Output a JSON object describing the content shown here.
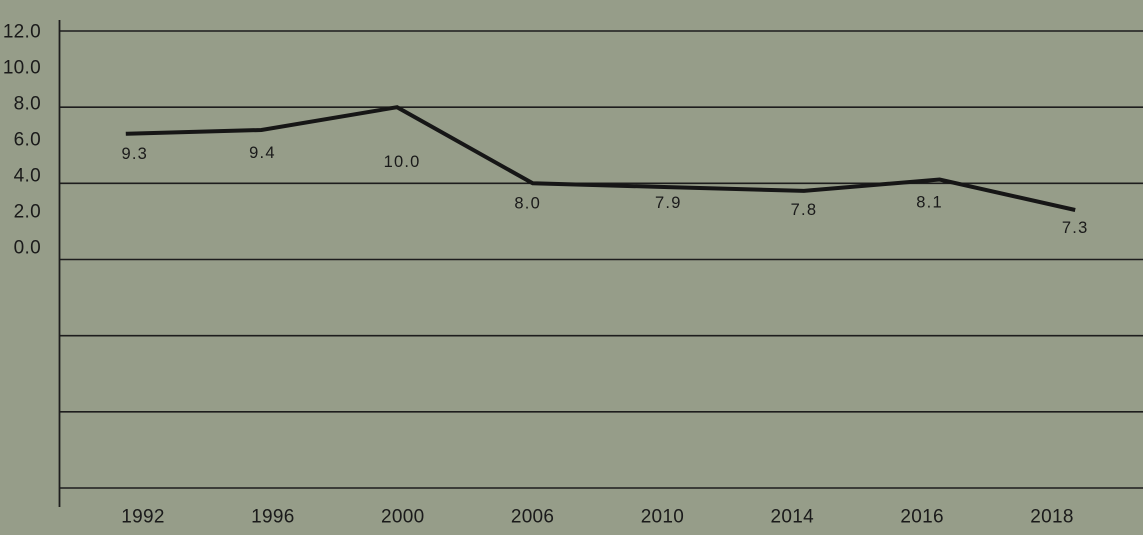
{
  "chart_data": {
    "type": "line",
    "title": "",
    "categories": [
      "1992",
      "1996",
      "2000",
      "2006",
      "2010",
      "2014",
      "2016",
      "2018"
    ],
    "series": [
      {
        "name": "",
        "values": [
          9.3,
          9.4,
          10.0,
          8.0,
          7.9,
          7.8,
          8.1,
          7.3
        ],
        "data_labels": [
          "9.3",
          "9.4",
          "10.0",
          "8.0",
          "7.9",
          "7.8",
          "8.1",
          "7.3"
        ]
      }
    ],
    "xlabel": "",
    "ylabel": "",
    "ylim": [
      0,
      12
    ],
    "y_tick_values": [
      12,
      10,
      8,
      6,
      4,
      2,
      0
    ],
    "y_tick_labels": [
      "12.0",
      "10.0",
      "8.0",
      "6.0",
      "4.0",
      "2.0",
      "0.0"
    ],
    "grid": "horizontal",
    "legend": "none",
    "layout_hints": {
      "data_label_position": "below-point",
      "gridlines_full_width": true
    },
    "colors": {
      "background": "#969D89",
      "line": "#161616",
      "grid": "#1D1D1D",
      "axis": "#1D1D1D",
      "text": "#1A1A1A"
    }
  }
}
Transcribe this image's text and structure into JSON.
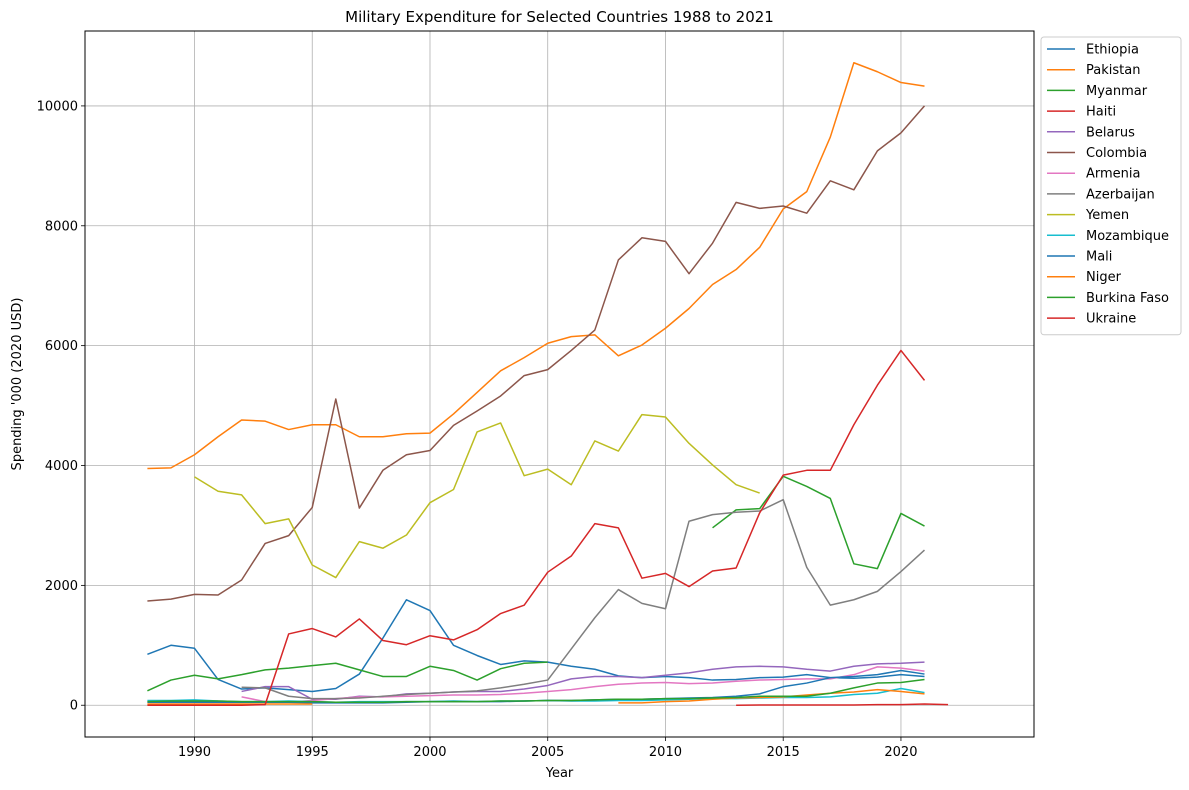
{
  "chart_data": {
    "type": "line",
    "title": "Military Expenditure for Selected Countries 1988 to 2021",
    "xlabel": "Year",
    "ylabel": "Spending '000 (2020 USD)",
    "xlim": [
      1985.35,
      2025.65
    ],
    "ylim": [
      -530,
      11250
    ],
    "xticks": [
      1990,
      1995,
      2000,
      2005,
      2010,
      2015,
      2020
    ],
    "yticks": [
      0,
      2000,
      4000,
      6000,
      8000,
      10000
    ],
    "grid": true,
    "legend_position": "outside-right",
    "series": [
      {
        "name": "Ethiopia",
        "color": "#1f77b4",
        "x0": 1988,
        "values": [
          850,
          1000,
          950,
          430,
          270,
          290,
          260,
          230,
          280,
          520,
          1120,
          1760,
          1580,
          1000,
          830,
          680,
          740,
          720,
          650,
          600,
          490,
          460,
          480,
          460,
          420,
          430,
          460,
          470,
          510,
          460,
          450,
          470,
          510,
          480
        ]
      },
      {
        "name": "Pakistan",
        "color": "#ff7f0e",
        "x0": 1988,
        "values": [
          3950,
          3960,
          4180,
          4480,
          4760,
          4740,
          4600,
          4680,
          4680,
          4480,
          4480,
          4530,
          4540,
          4860,
          5220,
          5580,
          5800,
          6040,
          6150,
          6180,
          5830,
          6010,
          6290,
          6620,
          7020,
          7270,
          7640,
          8280,
          8570,
          9480,
          10720,
          10570,
          10390,
          10330
        ]
      },
      {
        "name": "Myanmar",
        "color": "#2ca02c",
        "x0": 1988,
        "values": [
          240,
          420,
          500,
          440,
          510,
          590,
          620,
          660,
          700,
          590,
          480,
          480,
          650,
          580,
          420,
          610,
          700,
          720,
          null,
          null,
          null,
          null,
          null,
          null,
          2960,
          3260,
          3280,
          3820,
          3650,
          3450,
          2360,
          2280,
          3200,
          2990
        ]
      },
      {
        "name": "Haiti",
        "color": "#d62728",
        "x0": 2013,
        "values": [
          0,
          5,
          5,
          5,
          5,
          5,
          10,
          10,
          20,
          10
        ]
      },
      {
        "name": "Belarus",
        "color": "#9467bd",
        "x0": 1992,
        "values": [
          230,
          310,
          310,
          100,
          100,
          150,
          140,
          190,
          200,
          220,
          230,
          230,
          270,
          330,
          440,
          480,
          480,
          460,
          500,
          540,
          600,
          640,
          650,
          640,
          600,
          570,
          650,
          690,
          700,
          720
        ]
      },
      {
        "name": "Colombia",
        "color": "#8c564b",
        "x0": 1988,
        "values": [
          1740,
          1770,
          1850,
          1840,
          2090,
          2700,
          2830,
          3300,
          5110,
          3290,
          3920,
          4180,
          4250,
          4670,
          4910,
          5160,
          5500,
          5600,
          5920,
          6260,
          7430,
          7800,
          7740,
          7200,
          7710,
          8390,
          8290,
          8330,
          8210,
          8750,
          8600,
          9250,
          9550,
          10000
        ]
      },
      {
        "name": "Armenia",
        "color": "#e377c2",
        "x0": 1992,
        "values": [
          140,
          60,
          50,
          80,
          110,
          140,
          140,
          150,
          160,
          170,
          170,
          180,
          200,
          230,
          260,
          310,
          350,
          370,
          380,
          360,
          370,
          400,
          420,
          430,
          440,
          440,
          510,
          640,
          620,
          570
        ]
      },
      {
        "name": "Azerbaijan",
        "color": "#7f7f7f",
        "x0": 1992,
        "values": [
          300,
          290,
          150,
          110,
          110,
          120,
          150,
          180,
          200,
          220,
          240,
          290,
          350,
          420,
          940,
          1460,
          1930,
          1700,
          1610,
          3070,
          3180,
          3220,
          3240,
          3430,
          2300,
          1670,
          1760,
          1900,
          2230,
          2590
        ]
      },
      {
        "name": "Yemen",
        "color": "#bcbd22",
        "x0": 1990,
        "values": [
          3810,
          3570,
          3510,
          3030,
          3110,
          2340,
          2130,
          2730,
          2620,
          2840,
          3380,
          3600,
          4560,
          4710,
          3830,
          3940,
          3680,
          4410,
          4240,
          4850,
          4810,
          4370,
          4010,
          3680,
          3540
        ]
      },
      {
        "name": "Mozambique",
        "color": "#17becf",
        "x0": 1988,
        "values": [
          80,
          80,
          90,
          70,
          60,
          60,
          70,
          60,
          50,
          60,
          60,
          60,
          60,
          70,
          60,
          70,
          70,
          80,
          70,
          70,
          80,
          80,
          90,
          100,
          110,
          110,
          120,
          130,
          130,
          140,
          180,
          200,
          280,
          210
        ]
      },
      {
        "name": "Mali",
        "color": "#1f77b4",
        "x0": 1988,
        "values": [
          50,
          50,
          50,
          50,
          50,
          50,
          50,
          40,
          40,
          40,
          40,
          50,
          60,
          60,
          60,
          60,
          70,
          80,
          80,
          90,
          100,
          100,
          110,
          120,
          130,
          150,
          190,
          310,
          370,
          460,
          480,
          510,
          580,
          520
        ]
      },
      {
        "name": "Niger",
        "color": "#ff7f0e",
        "x0": 1988,
        "values": [
          20,
          20,
          20,
          20,
          20,
          20,
          20,
          20,
          null,
          null,
          null,
          null,
          null,
          null,
          null,
          null,
          null,
          null,
          null,
          null,
          40,
          40,
          60,
          70,
          100,
          120,
          130,
          140,
          170,
          200,
          220,
          260,
          230,
          190
        ]
      },
      {
        "name": "Burkina Faso",
        "color": "#2ca02c",
        "x0": 1988,
        "values": [
          60,
          70,
          70,
          70,
          60,
          60,
          60,
          60,
          50,
          50,
          50,
          60,
          60,
          60,
          60,
          70,
          70,
          80,
          80,
          90,
          100,
          100,
          110,
          110,
          120,
          130,
          150,
          150,
          150,
          200,
          290,
          370,
          380,
          430
        ]
      },
      {
        "name": "Ukraine",
        "color": "#d62728",
        "x0": 1988,
        "values": [
          0,
          0,
          0,
          0,
          0,
          10,
          1190,
          1280,
          1140,
          1440,
          1080,
          1010,
          1160,
          1090,
          1260,
          1530,
          1670,
          2220,
          2490,
          3030,
          2960,
          2120,
          2200,
          1980,
          2240,
          2290,
          3210,
          3840,
          3920,
          3920,
          4680,
          5340,
          5920,
          5420
        ]
      }
    ]
  }
}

WHAT TO PRODUCE.
Going through the data, tally the lines containing "true" and report only the result.

WRITTEN ANSWER.
2